## WHAT TO PRODUCE
Restate the full set of records exactly, word for word.

....................

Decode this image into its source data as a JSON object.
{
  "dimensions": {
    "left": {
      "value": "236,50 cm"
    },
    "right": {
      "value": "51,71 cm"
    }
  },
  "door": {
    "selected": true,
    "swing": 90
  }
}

....................

## OUTPUT BELOW
Decode this image into its source data as a JSON object.
{
  "dimensions": {
    "left": {
      "value": "236,50 cm"
    },
    "right": {
      "value": "51,71 cm"
    }
  },
  "door": {
    "selected": true,
    "swing": 90
  }
}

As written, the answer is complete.